REQUIREMENTS. Reproduce the data word for word, from its first line up to and including the line that contains "Point — [127, 587, 149, 602]".

ENTRIES SUPPLIED.
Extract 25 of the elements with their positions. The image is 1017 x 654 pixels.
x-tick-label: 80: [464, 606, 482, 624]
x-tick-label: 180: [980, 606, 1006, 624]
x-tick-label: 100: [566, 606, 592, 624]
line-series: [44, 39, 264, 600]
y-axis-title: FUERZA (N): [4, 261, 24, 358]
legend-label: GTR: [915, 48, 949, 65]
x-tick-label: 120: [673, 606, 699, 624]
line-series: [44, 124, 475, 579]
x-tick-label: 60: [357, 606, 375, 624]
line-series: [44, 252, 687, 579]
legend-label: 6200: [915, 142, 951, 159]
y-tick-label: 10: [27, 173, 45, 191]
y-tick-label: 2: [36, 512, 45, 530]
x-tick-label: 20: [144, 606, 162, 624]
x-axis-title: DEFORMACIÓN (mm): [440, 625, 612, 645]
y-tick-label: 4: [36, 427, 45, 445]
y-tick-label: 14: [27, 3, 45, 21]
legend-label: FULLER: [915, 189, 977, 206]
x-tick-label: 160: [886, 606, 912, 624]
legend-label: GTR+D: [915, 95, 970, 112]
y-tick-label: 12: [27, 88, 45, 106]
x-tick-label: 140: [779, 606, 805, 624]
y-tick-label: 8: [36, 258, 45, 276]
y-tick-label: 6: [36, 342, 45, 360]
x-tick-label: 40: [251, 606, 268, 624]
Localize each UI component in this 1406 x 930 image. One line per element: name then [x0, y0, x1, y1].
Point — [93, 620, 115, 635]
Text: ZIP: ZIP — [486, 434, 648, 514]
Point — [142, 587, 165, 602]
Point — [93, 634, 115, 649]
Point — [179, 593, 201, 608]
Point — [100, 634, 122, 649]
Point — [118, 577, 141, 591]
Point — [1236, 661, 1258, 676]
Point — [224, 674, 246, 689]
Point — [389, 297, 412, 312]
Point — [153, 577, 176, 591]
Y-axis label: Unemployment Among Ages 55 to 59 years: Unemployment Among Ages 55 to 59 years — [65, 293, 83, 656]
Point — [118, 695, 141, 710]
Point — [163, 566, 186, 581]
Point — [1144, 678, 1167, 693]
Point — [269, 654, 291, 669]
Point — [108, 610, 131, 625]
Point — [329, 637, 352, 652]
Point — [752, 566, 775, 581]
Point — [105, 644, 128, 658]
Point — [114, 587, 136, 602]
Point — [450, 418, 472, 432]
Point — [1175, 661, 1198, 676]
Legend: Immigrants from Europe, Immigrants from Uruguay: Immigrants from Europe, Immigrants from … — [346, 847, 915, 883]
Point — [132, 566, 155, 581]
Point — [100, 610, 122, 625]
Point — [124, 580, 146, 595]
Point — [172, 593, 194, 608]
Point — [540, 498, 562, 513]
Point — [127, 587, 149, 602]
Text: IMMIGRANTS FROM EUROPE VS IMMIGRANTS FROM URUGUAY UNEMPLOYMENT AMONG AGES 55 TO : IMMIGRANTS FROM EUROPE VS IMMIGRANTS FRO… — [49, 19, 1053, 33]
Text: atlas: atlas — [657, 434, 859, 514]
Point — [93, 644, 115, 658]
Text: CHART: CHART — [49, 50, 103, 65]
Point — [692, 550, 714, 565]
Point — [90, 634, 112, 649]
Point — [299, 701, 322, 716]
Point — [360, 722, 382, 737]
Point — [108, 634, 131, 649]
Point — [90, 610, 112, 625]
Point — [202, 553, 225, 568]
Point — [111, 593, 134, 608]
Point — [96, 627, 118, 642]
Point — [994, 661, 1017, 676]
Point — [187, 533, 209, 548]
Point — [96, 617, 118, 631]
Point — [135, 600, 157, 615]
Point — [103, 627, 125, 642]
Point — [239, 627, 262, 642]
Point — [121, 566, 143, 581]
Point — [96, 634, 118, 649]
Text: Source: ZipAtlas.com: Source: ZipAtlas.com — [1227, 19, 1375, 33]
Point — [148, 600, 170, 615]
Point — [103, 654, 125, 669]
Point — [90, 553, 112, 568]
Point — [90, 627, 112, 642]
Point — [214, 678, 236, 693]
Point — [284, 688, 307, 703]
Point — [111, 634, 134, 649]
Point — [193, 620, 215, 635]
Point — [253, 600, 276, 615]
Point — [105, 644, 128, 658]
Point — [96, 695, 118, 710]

ANSWER TO THE TASK.
Extract 25 of the elements with their positions. The image is 1017 x 654 pixels.
x-tick-label: 80: [464, 606, 482, 624]
x-tick-label: 180: [980, 606, 1006, 624]
x-tick-label: 100: [566, 606, 592, 624]
line-series: [44, 39, 264, 600]
y-axis-title: FUERZA (N): [4, 261, 24, 358]
legend-label: GTR: [915, 48, 949, 65]
x-tick-label: 120: [673, 606, 699, 624]
line-series: [44, 124, 475, 579]
x-tick-label: 60: [357, 606, 375, 624]
line-series: [44, 252, 687, 579]
legend-label: 6200: [915, 142, 951, 159]
y-tick-label: 10: [27, 173, 45, 191]
y-tick-label: 2: [36, 512, 45, 530]
x-tick-label: 20: [144, 606, 162, 624]
x-axis-title: DEFORMACIÓN (mm): [440, 625, 612, 645]
y-tick-label: 4: [36, 427, 45, 445]
y-tick-label: 14: [27, 3, 45, 21]
legend-label: FULLER: [915, 189, 977, 206]
x-tick-label: 160: [886, 606, 912, 624]
legend-label: GTR+D: [915, 95, 970, 112]
y-tick-label: 12: [27, 88, 45, 106]
x-tick-label: 140: [779, 606, 805, 624]
y-tick-label: 8: [36, 258, 45, 276]
y-tick-label: 6: [36, 342, 45, 360]
x-tick-label: 40: [251, 606, 268, 624]
Localize each UI component in this 1406 x 930 image. One line per element: name then [x0, y0, x1, y1].
Point — [93, 620, 115, 635]
Text: ZIP: ZIP — [486, 434, 648, 514]
Point — [142, 587, 165, 602]
Point — [93, 634, 115, 649]
Point — [179, 593, 201, 608]
Point — [100, 634, 122, 649]
Point — [118, 577, 141, 591]
Point — [1236, 661, 1258, 676]
Point — [224, 674, 246, 689]
Point — [389, 297, 412, 312]
Point — [153, 577, 176, 591]
Y-axis label: Unemployment Among Ages 55 to 59 years: Unemployment Among Ages 55 to 59 years — [65, 293, 83, 656]
Point — [118, 695, 141, 710]
Point — [163, 566, 186, 581]
Point — [1144, 678, 1167, 693]
Point — [269, 654, 291, 669]
Point — [108, 610, 131, 625]
Point — [329, 637, 352, 652]
Point — [752, 566, 775, 581]
Point — [105, 644, 128, 658]
Point — [114, 587, 136, 602]
Point — [450, 418, 472, 432]
Point — [1175, 661, 1198, 676]
Legend: Immigrants from Europe, Immigrants from Uruguay: Immigrants from Europe, Immigrants from … — [346, 847, 915, 883]
Point — [132, 566, 155, 581]
Point — [100, 610, 122, 625]
Point — [124, 580, 146, 595]
Point — [172, 593, 194, 608]
Point — [540, 498, 562, 513]
Point — [127, 587, 149, 602]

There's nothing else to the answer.